Data entries for graphics
┄┄┄┄┄┄┄┄┄┄
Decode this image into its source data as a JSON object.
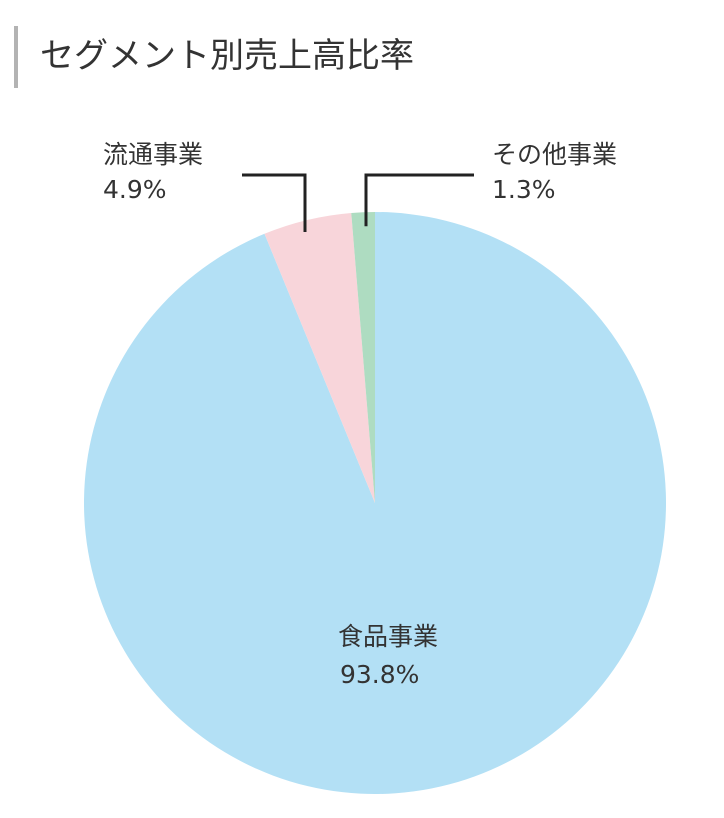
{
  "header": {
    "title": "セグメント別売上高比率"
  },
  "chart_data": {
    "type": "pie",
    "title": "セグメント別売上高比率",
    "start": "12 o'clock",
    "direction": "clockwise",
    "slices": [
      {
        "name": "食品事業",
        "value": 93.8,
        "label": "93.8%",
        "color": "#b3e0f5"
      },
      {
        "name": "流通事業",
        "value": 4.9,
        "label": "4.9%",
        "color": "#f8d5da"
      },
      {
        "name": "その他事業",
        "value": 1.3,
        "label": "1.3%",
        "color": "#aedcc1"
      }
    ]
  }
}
┄┄┄┄┄┄┄┄┄┄
Short exercise: Without including any pictures, please restate all the records exactly.

Exercise output:
Decode this image into its source data as a JSON object.
{
  "header": {
    "title": "セグメント別売上高比率"
  },
  "chart_data": {
    "type": "pie",
    "title": "セグメント別売上高比率",
    "start": "12 o'clock",
    "direction": "clockwise",
    "slices": [
      {
        "name": "食品事業",
        "value": 93.8,
        "label": "93.8%",
        "color": "#b3e0f5"
      },
      {
        "name": "流通事業",
        "value": 4.9,
        "label": "4.9%",
        "color": "#f8d5da"
      },
      {
        "name": "その他事業",
        "value": 1.3,
        "label": "1.3%",
        "color": "#aedcc1"
      }
    ]
  }
}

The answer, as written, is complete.